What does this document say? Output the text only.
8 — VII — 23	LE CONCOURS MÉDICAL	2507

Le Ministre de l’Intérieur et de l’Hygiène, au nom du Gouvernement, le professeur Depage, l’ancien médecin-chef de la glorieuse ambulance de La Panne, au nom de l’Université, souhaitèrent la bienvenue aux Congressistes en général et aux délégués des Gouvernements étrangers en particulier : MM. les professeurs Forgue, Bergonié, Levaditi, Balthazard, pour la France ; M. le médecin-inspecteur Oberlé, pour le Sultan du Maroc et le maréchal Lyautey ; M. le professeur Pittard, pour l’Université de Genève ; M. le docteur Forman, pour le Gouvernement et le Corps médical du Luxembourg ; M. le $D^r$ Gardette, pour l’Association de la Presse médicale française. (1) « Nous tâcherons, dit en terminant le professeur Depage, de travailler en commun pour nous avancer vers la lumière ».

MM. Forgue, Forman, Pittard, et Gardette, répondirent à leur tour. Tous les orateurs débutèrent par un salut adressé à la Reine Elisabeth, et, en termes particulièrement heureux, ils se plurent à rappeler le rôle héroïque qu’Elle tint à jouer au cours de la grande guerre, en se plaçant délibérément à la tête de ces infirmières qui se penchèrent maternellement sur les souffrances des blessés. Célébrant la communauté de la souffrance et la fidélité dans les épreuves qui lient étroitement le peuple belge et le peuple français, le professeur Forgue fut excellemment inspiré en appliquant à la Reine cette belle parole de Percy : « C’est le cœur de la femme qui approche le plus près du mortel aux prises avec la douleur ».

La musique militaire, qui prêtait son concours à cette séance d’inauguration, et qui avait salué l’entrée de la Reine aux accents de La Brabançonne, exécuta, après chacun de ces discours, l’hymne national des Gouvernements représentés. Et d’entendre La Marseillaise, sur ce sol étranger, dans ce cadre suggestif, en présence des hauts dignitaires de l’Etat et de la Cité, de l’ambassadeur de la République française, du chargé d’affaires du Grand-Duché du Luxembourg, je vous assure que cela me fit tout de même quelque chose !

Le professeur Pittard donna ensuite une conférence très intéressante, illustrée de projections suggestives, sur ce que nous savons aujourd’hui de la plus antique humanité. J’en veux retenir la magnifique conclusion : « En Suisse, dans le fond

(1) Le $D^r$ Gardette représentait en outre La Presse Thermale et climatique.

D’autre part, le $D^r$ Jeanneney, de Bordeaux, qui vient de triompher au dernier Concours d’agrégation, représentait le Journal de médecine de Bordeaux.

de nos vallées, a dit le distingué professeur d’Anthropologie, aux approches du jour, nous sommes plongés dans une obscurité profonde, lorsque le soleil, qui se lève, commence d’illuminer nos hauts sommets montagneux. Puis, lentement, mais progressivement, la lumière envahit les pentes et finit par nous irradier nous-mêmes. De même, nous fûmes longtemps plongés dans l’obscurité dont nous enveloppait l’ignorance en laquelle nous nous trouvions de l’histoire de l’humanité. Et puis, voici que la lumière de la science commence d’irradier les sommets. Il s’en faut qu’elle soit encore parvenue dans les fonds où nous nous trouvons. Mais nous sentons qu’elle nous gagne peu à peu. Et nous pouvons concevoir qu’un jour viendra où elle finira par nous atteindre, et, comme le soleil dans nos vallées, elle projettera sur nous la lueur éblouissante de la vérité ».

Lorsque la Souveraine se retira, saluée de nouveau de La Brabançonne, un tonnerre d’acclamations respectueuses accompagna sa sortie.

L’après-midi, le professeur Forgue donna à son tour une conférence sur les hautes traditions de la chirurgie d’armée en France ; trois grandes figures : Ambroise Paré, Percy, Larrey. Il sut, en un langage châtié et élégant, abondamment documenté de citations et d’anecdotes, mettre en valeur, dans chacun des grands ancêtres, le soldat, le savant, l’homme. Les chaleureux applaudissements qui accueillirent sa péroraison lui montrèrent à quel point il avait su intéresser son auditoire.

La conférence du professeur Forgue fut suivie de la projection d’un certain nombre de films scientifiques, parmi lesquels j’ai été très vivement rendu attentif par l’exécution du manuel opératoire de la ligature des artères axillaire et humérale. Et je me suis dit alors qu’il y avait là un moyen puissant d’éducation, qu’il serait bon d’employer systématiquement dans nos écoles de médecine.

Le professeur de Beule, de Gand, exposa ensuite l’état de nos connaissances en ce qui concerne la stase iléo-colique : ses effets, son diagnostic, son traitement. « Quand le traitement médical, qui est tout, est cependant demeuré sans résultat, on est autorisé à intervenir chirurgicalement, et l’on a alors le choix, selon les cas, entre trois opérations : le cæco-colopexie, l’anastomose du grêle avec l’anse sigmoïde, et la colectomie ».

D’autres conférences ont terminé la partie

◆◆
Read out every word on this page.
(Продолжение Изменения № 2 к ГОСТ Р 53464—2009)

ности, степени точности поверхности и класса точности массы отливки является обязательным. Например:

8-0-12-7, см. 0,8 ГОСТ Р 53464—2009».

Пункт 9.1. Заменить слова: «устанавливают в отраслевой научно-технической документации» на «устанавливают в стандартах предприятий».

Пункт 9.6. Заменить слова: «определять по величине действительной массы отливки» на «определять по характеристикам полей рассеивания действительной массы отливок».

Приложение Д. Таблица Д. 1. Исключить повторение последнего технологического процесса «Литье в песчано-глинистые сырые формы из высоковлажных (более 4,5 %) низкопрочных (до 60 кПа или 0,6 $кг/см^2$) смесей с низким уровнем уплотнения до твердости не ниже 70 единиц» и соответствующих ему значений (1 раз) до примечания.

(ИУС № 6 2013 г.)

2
----------
* _Directions for this task_:
Transcribe the data above in full, exactly.

* _Reply to the exercise_:
What does this document say? Output the text only.
8 — VII — 23	LE CONCOURS MÉDICAL	2507

Le Ministre de l’Intérieur et de l’Hygiène, au nom du Gouvernement, le professeur Depage, l’ancien médecin-chef de la glorieuse ambulance de La Panne, au nom de l’Université, souhaitèrent la bienvenue aux Congressistes en général et aux délégués des Gouvernements étrangers en particulier : MM. les professeurs Forgue, Bergonié, Levaditi, Balthazard, pour la France ; M. le médecin-inspecteur Oberlé, pour le Sultan du Maroc et le maréchal Lyautey ; M. le professeur Pittard, pour l’Université de Genève ; M. le docteur Forman, pour le Gouvernement et le Corps médical du Luxembourg ; M. le $D^r$ Gardette, pour l’Association de la Presse médicale française. (1) « Nous tâcherons, dit en terminant le professeur Depage, de travailler en commun pour nous avancer vers la lumière ».

MM. Forgue, Forman, Pittard, et Gardette, répondirent à leur tour. Tous les orateurs débutèrent par un salut adressé à la Reine Elisabeth, et, en termes particulièrement heureux, ils se plurent à rappeler le rôle héroïque qu’Elle tint à jouer au cours de la grande guerre, en se plaçant délibérément à la tête de ces infirmières qui se penchèrent maternellement sur les souffrances des blessés. Célébrant la communauté de la souffrance et la fidélité dans les épreuves qui lient étroitement le peuple belge et le peuple français, le professeur Forgue fut excellemment inspiré en appliquant à la Reine cette belle parole de Percy : « C’est le cœur de la femme qui approche le plus près du mortel aux prises avec la douleur ».

La musique militaire, qui prêtait son concours à cette séance d’inauguration, et qui avait salué l’entrée de la Reine aux accents de La Brabançonne, exécuta, après chacun de ces discours, l’hymne national des Gouvernements représentés. Et d’entendre La Marseillaise, sur ce sol étranger, dans ce cadre suggestif, en présence des hauts dignitaires de l’Etat et de la Cité, de l’ambassadeur de la République française, du chargé d’affaires du Grand-Duché du Luxembourg, je vous assure que cela me fit tout de même quelque chose !

Le professeur Pittard donna ensuite une conférence très intéressante, illustrée de projections suggestives, sur ce que nous savons aujourd’hui de la plus antique humanité. J’en veux retenir la magnifique conclusion : « En Suisse, dans le fond

(1) Le $D^r$ Gardette représentait en outre La Presse Thermale et climatique.

D’autre part, le $D^r$ Jeanneney, de Bordeaux, qui vient de triompher au dernier Concours d’agrégation, représentait le Journal de médecine de Bordeaux.

de nos vallées, a dit le distingué professeur d’Anthropologie, aux approches du jour, nous sommes plongés dans une obscurité profonde, lorsque le soleil, qui se lève, commence d’illuminer nos hauts sommets montagneux. Puis, lentement, mais progressivement, la lumière envahit les pentes et finit par nous irradier nous-mêmes. De même, nous fûmes longtemps plongés dans l’obscurité dont nous enveloppait l’ignorance en laquelle nous nous trouvions de l’histoire de l’humanité. Et puis, voici que la lumière de la science commence d’irradier les sommets. Il s’en faut qu’elle soit encore parvenue dans les fonds où nous nous trouvons. Mais nous sentons qu’elle nous gagne peu à peu. Et nous pouvons concevoir qu’un jour viendra où elle finira par nous atteindre, et, comme le soleil dans nos vallées, elle projettera sur nous la lueur éblouissante de la vérité ».

Lorsque la Souveraine se retira, saluée de nouveau de La Brabançonne, un tonnerre d’acclamations respectueuses accompagna sa sortie.

L’après-midi, le professeur Forgue donna à son tour une conférence sur les hautes traditions de la chirurgie d’armée en France ; trois grandes figures : Ambroise Paré, Percy, Larrey. Il sut, en un langage châtié et élégant, abondamment documenté de citations et d’anecdotes, mettre en valeur, dans chacun des grands ancêtres, le soldat, le savant, l’homme. Les chaleureux applaudissements qui accueillirent sa péroraison lui montrèrent à quel point il avait su intéresser son auditoire.

La conférence du professeur Forgue fut suivie de la projection d’un certain nombre de films scientifiques, parmi lesquels j’ai été très vivement rendu attentif par l’exécution du manuel opératoire de la ligature des artères axillaire et humérale. Et je me suis dit alors qu’il y avait là un moyen puissant d’éducation, qu’il serait bon d’employer systématiquement dans nos écoles de médecine.

Le professeur de Beule, de Gand, exposa ensuite l’état de nos connaissances en ce qui concerne la stase iléo-colique : ses effets, son diagnostic, son traitement. « Quand le traitement médical, qui est tout, est cependant demeuré sans résultat, on est autorisé à intervenir chirurgicalement, et l’on a alors le choix, selon les cas, entre trois opérations : le cæco-colopexie, l’anastomose du grêle avec l’anse sigmoïde, et la colectomie ».

D’autres conférences ont terminé la partie

◆◆
Read out every word on this page.
(Продолжение Изменения № 2 к ГОСТ Р 53464—2009)

ности, степени точности поверхности и класса точности массы отливки является обязательным. Например:

8-0-12-7, см. 0,8 ГОСТ Р 53464—2009».

Пункт 9.1. Заменить слова: «устанавливают в отраслевой научно-технической документации» на «устанавливают в стандартах предприятий».

Пункт 9.6. Заменить слова: «определять по величине действительной массы отливки» на «определять по характеристикам полей рассеивания действительной массы отливок».

Приложение Д. Таблица Д. 1. Исключить повторение последнего технологического процесса «Литье в песчано-глинистые сырые формы из высоковлажных (более 4,5 %) низкопрочных (до 60 кПа или 0,6 $кг/см^2$) смесей с низким уровнем уплотнения до твердости не ниже 70 единиц» и соответствующих ему значений (1 раз) до примечания.

(ИУС № 6 2013 г.)

2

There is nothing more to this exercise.